Items listed in a dataset
* start *

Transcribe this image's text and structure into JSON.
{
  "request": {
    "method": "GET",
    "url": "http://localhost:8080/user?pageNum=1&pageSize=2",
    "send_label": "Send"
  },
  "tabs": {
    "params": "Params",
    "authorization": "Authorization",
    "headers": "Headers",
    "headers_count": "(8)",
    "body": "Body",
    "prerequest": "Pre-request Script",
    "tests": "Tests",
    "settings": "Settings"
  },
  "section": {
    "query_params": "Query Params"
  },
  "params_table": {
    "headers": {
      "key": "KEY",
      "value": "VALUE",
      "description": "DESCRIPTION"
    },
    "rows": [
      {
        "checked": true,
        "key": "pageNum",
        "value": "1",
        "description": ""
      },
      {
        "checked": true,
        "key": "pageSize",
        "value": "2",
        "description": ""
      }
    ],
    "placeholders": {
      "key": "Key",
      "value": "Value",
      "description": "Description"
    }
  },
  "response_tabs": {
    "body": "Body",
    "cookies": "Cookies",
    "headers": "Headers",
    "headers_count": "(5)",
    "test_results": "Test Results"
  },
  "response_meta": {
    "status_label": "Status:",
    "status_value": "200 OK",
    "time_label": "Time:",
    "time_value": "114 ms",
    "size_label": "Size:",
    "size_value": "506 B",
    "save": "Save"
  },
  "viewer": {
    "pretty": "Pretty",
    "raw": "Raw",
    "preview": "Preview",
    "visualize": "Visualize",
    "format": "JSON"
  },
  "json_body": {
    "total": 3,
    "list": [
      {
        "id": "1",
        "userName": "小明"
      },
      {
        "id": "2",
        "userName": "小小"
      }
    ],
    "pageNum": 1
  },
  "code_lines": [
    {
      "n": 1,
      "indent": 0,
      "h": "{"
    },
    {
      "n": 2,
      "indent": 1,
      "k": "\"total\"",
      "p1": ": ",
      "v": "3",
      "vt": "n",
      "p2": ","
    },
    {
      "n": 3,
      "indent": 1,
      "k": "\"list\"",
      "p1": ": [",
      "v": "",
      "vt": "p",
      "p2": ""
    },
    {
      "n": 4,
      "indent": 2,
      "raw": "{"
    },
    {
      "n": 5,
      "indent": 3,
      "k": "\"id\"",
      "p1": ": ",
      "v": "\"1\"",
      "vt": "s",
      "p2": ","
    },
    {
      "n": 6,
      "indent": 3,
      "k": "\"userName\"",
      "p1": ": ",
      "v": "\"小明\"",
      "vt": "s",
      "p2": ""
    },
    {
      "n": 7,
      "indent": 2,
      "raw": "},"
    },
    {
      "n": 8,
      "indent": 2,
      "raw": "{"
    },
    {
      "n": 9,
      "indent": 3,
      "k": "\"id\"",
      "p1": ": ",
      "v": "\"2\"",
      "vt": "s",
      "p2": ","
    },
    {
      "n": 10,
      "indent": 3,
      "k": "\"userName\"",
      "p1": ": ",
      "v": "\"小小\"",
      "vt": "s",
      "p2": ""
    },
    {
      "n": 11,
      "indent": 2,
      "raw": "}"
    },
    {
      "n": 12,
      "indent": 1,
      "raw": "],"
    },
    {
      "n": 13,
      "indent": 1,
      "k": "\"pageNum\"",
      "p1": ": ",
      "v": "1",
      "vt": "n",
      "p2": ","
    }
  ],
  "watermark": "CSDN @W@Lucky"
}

* end *

WHAT YOU HAVE TO DO:
Please quote the records above exactly, without skipping a line.

REPLY TO THE TASK:
Transcribe this image's text and structure into JSON.
{
  "request": {
    "method": "GET",
    "url": "http://localhost:8080/user?pageNum=1&pageSize=2",
    "send_label": "Send"
  },
  "tabs": {
    "params": "Params",
    "authorization": "Authorization",
    "headers": "Headers",
    "headers_count": "(8)",
    "body": "Body",
    "prerequest": "Pre-request Script",
    "tests": "Tests",
    "settings": "Settings"
  },
  "section": {
    "query_params": "Query Params"
  },
  "params_table": {
    "headers": {
      "key": "KEY",
      "value": "VALUE",
      "description": "DESCRIPTION"
    },
    "rows": [
      {
        "checked": true,
        "key": "pageNum",
        "value": "1",
        "description": ""
      },
      {
        "checked": true,
        "key": "pageSize",
        "value": "2",
        "description": ""
      }
    ],
    "placeholders": {
      "key": "Key",
      "value": "Value",
      "description": "Description"
    }
  },
  "response_tabs": {
    "body": "Body",
    "cookies": "Cookies",
    "headers": "Headers",
    "headers_count": "(5)",
    "test_results": "Test Results"
  },
  "response_meta": {
    "status_label": "Status:",
    "status_value": "200 OK",
    "time_label": "Time:",
    "time_value": "114 ms",
    "size_label": "Size:",
    "size_value": "506 B",
    "save": "Save"
  },
  "viewer": {
    "pretty": "Pretty",
    "raw": "Raw",
    "preview": "Preview",
    "visualize": "Visualize",
    "format": "JSON"
  },
  "json_body": {
    "total": 3,
    "list": [
      {
        "id": "1",
        "userName": "小明"
      },
      {
        "id": "2",
        "userName": "小小"
      }
    ],
    "pageNum": 1
  },
  "code_lines": [
    {
      "n": 1,
      "indent": 0,
      "h": "{"
    },
    {
      "n": 2,
      "indent": 1,
      "k": "\"total\"",
      "p1": ": ",
      "v": "3",
      "vt": "n",
      "p2": ","
    },
    {
      "n": 3,
      "indent": 1,
      "k": "\"list\"",
      "p1": ": [",
      "v": "",
      "vt": "p",
      "p2": ""
    },
    {
      "n": 4,
      "indent": 2,
      "raw": "{"
    },
    {
      "n": 5,
      "indent": 3,
      "k": "\"id\"",
      "p1": ": ",
      "v": "\"1\"",
      "vt": "s",
      "p2": ","
    },
    {
      "n": 6,
      "indent": 3,
      "k": "\"userName\"",
      "p1": ": ",
      "v": "\"小明\"",
      "vt": "s",
      "p2": ""
    },
    {
      "n": 7,
      "indent": 2,
      "raw": "},"
    },
    {
      "n": 8,
      "indent": 2,
      "raw": "{"
    },
    {
      "n": 9,
      "indent": 3,
      "k": "\"id\"",
      "p1": ": ",
      "v": "\"2\"",
      "vt": "s",
      "p2": ","
    },
    {
      "n": 10,
      "indent": 3,
      "k": "\"userName\"",
      "p1": ": ",
      "v": "\"小小\"",
      "vt": "s",
      "p2": ""
    },
    {
      "n": 11,
      "indent": 2,
      "raw": "}"
    },
    {
      "n": 12,
      "indent": 1,
      "raw": "],"
    },
    {
      "n": 13,
      "indent": 1,
      "k": "\"pageNum\"",
      "p1": ": ",
      "v": "1",
      "vt": "n",
      "p2": ","
    }
  ],
  "watermark": "CSDN @W@Lucky"
}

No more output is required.